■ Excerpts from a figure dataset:
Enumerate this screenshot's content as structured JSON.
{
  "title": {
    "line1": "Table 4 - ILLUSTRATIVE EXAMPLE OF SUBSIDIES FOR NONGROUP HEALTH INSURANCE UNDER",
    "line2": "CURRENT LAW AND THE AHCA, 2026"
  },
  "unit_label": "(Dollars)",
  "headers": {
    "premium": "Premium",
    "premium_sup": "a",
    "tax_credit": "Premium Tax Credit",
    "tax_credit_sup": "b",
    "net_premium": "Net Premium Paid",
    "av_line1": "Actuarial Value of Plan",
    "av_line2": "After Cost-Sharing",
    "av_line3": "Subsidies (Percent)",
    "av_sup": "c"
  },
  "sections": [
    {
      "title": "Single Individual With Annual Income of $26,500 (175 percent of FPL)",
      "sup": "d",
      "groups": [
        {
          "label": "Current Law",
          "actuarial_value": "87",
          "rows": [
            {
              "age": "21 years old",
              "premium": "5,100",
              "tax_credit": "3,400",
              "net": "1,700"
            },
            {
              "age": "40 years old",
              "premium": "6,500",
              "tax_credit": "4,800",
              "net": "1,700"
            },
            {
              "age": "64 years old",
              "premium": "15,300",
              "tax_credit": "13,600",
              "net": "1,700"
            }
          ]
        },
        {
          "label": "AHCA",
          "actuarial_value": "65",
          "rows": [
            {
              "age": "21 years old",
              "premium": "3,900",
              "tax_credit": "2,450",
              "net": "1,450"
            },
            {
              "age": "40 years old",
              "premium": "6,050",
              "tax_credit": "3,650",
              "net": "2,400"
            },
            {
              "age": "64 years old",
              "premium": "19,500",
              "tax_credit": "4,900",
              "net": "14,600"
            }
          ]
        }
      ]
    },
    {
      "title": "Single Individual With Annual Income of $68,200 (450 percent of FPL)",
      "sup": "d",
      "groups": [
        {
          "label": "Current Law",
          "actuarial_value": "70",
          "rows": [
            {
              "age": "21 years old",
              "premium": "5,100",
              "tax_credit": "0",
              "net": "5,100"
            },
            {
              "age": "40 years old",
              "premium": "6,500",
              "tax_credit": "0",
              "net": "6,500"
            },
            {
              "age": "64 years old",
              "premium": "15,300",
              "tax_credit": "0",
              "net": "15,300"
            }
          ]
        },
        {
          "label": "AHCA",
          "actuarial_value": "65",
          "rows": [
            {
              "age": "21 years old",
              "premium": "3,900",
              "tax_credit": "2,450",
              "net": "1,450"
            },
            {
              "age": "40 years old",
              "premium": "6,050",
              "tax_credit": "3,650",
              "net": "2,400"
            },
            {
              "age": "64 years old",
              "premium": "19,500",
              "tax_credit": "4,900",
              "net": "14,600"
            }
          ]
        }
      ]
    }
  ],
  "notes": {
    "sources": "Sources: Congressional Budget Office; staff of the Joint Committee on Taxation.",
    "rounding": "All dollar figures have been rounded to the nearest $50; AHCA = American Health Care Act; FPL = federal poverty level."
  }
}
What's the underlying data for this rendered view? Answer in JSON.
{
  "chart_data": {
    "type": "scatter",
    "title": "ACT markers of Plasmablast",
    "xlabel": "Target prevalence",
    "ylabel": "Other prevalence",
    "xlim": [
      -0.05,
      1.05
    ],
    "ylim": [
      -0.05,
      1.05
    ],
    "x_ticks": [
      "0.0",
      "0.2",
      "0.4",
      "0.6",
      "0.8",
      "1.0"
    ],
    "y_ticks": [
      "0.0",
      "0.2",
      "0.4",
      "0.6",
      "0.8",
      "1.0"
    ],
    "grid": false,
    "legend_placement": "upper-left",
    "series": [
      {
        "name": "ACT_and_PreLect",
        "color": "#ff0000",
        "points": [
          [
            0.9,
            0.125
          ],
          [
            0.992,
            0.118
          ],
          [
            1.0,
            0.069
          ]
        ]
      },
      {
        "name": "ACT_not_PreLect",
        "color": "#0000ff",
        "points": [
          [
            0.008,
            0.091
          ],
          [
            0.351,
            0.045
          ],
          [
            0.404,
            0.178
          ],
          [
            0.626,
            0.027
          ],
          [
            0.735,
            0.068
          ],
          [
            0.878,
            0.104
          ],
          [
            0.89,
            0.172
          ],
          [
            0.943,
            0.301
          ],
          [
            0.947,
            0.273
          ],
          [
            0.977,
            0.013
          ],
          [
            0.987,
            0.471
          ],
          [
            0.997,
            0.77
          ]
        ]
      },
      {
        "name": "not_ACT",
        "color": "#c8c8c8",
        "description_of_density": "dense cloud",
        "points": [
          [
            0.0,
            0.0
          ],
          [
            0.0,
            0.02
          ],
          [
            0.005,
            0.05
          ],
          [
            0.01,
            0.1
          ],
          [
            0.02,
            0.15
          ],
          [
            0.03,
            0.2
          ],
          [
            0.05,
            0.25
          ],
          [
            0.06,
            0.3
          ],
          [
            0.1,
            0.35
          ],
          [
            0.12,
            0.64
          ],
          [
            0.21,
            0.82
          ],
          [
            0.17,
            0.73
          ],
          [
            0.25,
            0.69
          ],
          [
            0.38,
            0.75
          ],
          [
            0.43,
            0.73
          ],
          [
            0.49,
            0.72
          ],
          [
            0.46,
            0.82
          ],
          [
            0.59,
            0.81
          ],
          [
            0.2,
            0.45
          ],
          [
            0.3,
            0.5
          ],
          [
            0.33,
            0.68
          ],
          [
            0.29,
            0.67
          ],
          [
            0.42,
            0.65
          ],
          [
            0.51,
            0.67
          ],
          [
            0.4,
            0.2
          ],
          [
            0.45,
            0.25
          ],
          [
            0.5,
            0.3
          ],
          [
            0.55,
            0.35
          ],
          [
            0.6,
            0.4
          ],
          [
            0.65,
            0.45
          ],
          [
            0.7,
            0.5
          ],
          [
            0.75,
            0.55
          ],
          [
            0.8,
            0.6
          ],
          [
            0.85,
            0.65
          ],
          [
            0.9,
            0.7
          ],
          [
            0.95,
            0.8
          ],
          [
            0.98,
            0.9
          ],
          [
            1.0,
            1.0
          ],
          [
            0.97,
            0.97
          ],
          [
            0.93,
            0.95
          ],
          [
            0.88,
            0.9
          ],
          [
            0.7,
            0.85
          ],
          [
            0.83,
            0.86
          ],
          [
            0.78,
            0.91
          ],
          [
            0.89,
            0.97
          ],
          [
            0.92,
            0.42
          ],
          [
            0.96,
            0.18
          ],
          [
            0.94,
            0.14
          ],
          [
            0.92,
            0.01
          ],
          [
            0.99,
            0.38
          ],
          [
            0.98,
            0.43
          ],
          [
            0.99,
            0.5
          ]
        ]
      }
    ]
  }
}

■ What the task requires:
Send back all of the entries exactly, with nothing missing.

■ Output for this exercise:
Enumerate this screenshot's content as structured JSON.
{
  "title": {
    "line1": "Table 4 - ILLUSTRATIVE EXAMPLE OF SUBSIDIES FOR NONGROUP HEALTH INSURANCE UNDER",
    "line2": "CURRENT LAW AND THE AHCA, 2026"
  },
  "unit_label": "(Dollars)",
  "headers": {
    "premium": "Premium",
    "premium_sup": "a",
    "tax_credit": "Premium Tax Credit",
    "tax_credit_sup": "b",
    "net_premium": "Net Premium Paid",
    "av_line1": "Actuarial Value of Plan",
    "av_line2": "After Cost-Sharing",
    "av_line3": "Subsidies (Percent)",
    "av_sup": "c"
  },
  "sections": [
    {
      "title": "Single Individual With Annual Income of $26,500 (175 percent of FPL)",
      "sup": "d",
      "groups": [
        {
          "label": "Current Law",
          "actuarial_value": "87",
          "rows": [
            {
              "age": "21 years old",
              "premium": "5,100",
              "tax_credit": "3,400",
              "net": "1,700"
            },
            {
              "age": "40 years old",
              "premium": "6,500",
              "tax_credit": "4,800",
              "net": "1,700"
            },
            {
              "age": "64 years old",
              "premium": "15,300",
              "tax_credit": "13,600",
              "net": "1,700"
            }
          ]
        },
        {
          "label": "AHCA",
          "actuarial_value": "65",
          "rows": [
            {
              "age": "21 years old",
              "premium": "3,900",
              "tax_credit": "2,450",
              "net": "1,450"
            },
            {
              "age": "40 years old",
              "premium": "6,050",
              "tax_credit": "3,650",
              "net": "2,400"
            },
            {
              "age": "64 years old",
              "premium": "19,500",
              "tax_credit": "4,900",
              "net": "14,600"
            }
          ]
        }
      ]
    },
    {
      "title": "Single Individual With Annual Income of $68,200 (450 percent of FPL)",
      "sup": "d",
      "groups": [
        {
          "label": "Current Law",
          "actuarial_value": "70",
          "rows": [
            {
              "age": "21 years old",
              "premium": "5,100",
              "tax_credit": "0",
              "net": "5,100"
            },
            {
              "age": "40 years old",
              "premium": "6,500",
              "tax_credit": "0",
              "net": "6,500"
            },
            {
              "age": "64 years old",
              "premium": "15,300",
              "tax_credit": "0",
              "net": "15,300"
            }
          ]
        },
        {
          "label": "AHCA",
          "actuarial_value": "65",
          "rows": [
            {
              "age": "21 years old",
              "premium": "3,900",
              "tax_credit": "2,450",
              "net": "1,450"
            },
            {
              "age": "40 years old",
              "premium": "6,050",
              "tax_credit": "3,650",
              "net": "2,400"
            },
            {
              "age": "64 years old",
              "premium": "19,500",
              "tax_credit": "4,900",
              "net": "14,600"
            }
          ]
        }
      ]
    }
  ],
  "notes": {
    "sources": "Sources: Congressional Budget Office; staff of the Joint Committee on Taxation.",
    "rounding": "All dollar figures have been rounded to the nearest $50; AHCA = American Health Care Act; FPL = federal poverty level."
  }
}
What's the underlying data for this rendered view? Answer in JSON.
{
  "chart_data": {
    "type": "scatter",
    "title": "ACT markers of Plasmablast",
    "xlabel": "Target prevalence",
    "ylabel": "Other prevalence",
    "xlim": [
      -0.05,
      1.05
    ],
    "ylim": [
      -0.05,
      1.05
    ],
    "x_ticks": [
      "0.0",
      "0.2",
      "0.4",
      "0.6",
      "0.8",
      "1.0"
    ],
    "y_ticks": [
      "0.0",
      "0.2",
      "0.4",
      "0.6",
      "0.8",
      "1.0"
    ],
    "grid": false,
    "legend_placement": "upper-left",
    "series": [
      {
        "name": "ACT_and_PreLect",
        "color": "#ff0000",
        "points": [
          [
            0.9,
            0.125
          ],
          [
            0.992,
            0.118
          ],
          [
            1.0,
            0.069
          ]
        ]
      },
      {
        "name": "ACT_not_PreLect",
        "color": "#0000ff",
        "points": [
          [
            0.008,
            0.091
          ],
          [
            0.351,
            0.045
          ],
          [
            0.404,
            0.178
          ],
          [
            0.626,
            0.027
          ],
          [
            0.735,
            0.068
          ],
          [
            0.878,
            0.104
          ],
          [
            0.89,
            0.172
          ],
          [
            0.943,
            0.301
          ],
          [
            0.947,
            0.273
          ],
          [
            0.977,
            0.013
          ],
          [
            0.987,
            0.471
          ],
          [
            0.997,
            0.77
          ]
        ]
      },
      {
        "name": "not_ACT",
        "color": "#c8c8c8",
        "description_of_density": "dense cloud",
        "points": [
          [
            0.0,
            0.0
          ],
          [
            0.0,
            0.02
          ],
          [
            0.005,
            0.05
          ],
          [
            0.01,
            0.1
          ],
          [
            0.02,
            0.15
          ],
          [
            0.03,
            0.2
          ],
          [
            0.05,
            0.25
          ],
          [
            0.06,
            0.3
          ],
          [
            0.1,
            0.35
          ],
          [
            0.12,
            0.64
          ],
          [
            0.21,
            0.82
          ],
          [
            0.17,
            0.73
          ],
          [
            0.25,
            0.69
          ],
          [
            0.38,
            0.75
          ],
          [
            0.43,
            0.73
          ],
          [
            0.49,
            0.72
          ],
          [
            0.46,
            0.82
          ],
          [
            0.59,
            0.81
          ],
          [
            0.2,
            0.45
          ],
          [
            0.3,
            0.5
          ],
          [
            0.33,
            0.68
          ],
          [
            0.29,
            0.67
          ],
          [
            0.42,
            0.65
          ],
          [
            0.51,
            0.67
          ],
          [
            0.4,
            0.2
          ],
          [
            0.45,
            0.25
          ],
          [
            0.5,
            0.3
          ],
          [
            0.55,
            0.35
          ],
          [
            0.6,
            0.4
          ],
          [
            0.65,
            0.45
          ],
          [
            0.7,
            0.5
          ],
          [
            0.75,
            0.55
          ],
          [
            0.8,
            0.6
          ],
          [
            0.85,
            0.65
          ],
          [
            0.9,
            0.7
          ],
          [
            0.95,
            0.8
          ],
          [
            0.98,
            0.9
          ],
          [
            1.0,
            1.0
          ],
          [
            0.97,
            0.97
          ],
          [
            0.93,
            0.95
          ],
          [
            0.88,
            0.9
          ],
          [
            0.7,
            0.85
          ],
          [
            0.83,
            0.86
          ],
          [
            0.78,
            0.91
          ],
          [
            0.89,
            0.97
          ],
          [
            0.92,
            0.42
          ],
          [
            0.96,
            0.18
          ],
          [
            0.94,
            0.14
          ],
          [
            0.92,
            0.01
          ],
          [
            0.99,
            0.38
          ],
          [
            0.98,
            0.43
          ],
          [
            0.99,
            0.5
          ]
        ]
      }
    ]
  }
}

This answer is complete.